→ **EXERCISE**:
Locate the string "this" in the records below. Copy every line where it occurs.

_ _ _ _ _

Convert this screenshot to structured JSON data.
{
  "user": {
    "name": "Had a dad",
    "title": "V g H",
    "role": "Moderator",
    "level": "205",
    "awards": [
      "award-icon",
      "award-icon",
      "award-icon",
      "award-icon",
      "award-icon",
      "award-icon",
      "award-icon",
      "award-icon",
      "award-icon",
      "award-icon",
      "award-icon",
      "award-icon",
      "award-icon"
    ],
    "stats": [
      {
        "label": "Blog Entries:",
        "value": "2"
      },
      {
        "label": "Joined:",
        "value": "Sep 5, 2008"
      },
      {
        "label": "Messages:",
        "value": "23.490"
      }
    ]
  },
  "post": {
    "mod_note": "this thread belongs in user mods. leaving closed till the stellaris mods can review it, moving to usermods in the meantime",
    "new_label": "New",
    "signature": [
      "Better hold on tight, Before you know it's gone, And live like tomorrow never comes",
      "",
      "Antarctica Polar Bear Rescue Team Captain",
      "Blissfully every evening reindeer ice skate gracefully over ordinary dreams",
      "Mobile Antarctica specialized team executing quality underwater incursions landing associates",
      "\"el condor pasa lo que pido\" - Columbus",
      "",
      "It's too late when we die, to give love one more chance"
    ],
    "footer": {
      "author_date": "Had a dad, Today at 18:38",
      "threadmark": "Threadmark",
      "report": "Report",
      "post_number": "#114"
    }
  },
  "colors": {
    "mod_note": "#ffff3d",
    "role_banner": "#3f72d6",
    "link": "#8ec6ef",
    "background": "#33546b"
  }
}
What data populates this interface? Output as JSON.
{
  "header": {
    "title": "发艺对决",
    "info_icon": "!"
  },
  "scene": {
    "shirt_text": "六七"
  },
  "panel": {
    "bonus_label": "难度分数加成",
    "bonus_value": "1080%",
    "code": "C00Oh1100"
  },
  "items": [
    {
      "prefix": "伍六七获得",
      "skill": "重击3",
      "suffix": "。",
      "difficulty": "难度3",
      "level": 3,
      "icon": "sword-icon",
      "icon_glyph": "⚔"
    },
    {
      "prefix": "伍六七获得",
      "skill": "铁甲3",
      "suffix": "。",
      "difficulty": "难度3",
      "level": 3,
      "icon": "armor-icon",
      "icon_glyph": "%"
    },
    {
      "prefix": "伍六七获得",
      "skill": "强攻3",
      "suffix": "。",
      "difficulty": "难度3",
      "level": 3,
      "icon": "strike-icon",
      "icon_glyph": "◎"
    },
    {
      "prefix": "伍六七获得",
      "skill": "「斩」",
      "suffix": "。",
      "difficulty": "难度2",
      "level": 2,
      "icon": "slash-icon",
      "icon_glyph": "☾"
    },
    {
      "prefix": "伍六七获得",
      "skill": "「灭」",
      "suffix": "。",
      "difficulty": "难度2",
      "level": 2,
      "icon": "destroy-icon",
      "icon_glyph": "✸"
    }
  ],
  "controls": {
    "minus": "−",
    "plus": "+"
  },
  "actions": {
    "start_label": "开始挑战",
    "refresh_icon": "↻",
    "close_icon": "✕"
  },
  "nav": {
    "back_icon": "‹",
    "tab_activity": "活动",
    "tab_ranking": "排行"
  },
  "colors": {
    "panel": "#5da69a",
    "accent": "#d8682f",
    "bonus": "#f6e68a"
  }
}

_ _ _ _ _

→ **TASK RESPONSE**:
Convert this screenshot to structured JSON data.
    "mod_note": "this thread belongs in user mods. leaving closed till the stellaris mods can review it, moving to usermods in the meantime",
What data populates this interface? Output as JSON.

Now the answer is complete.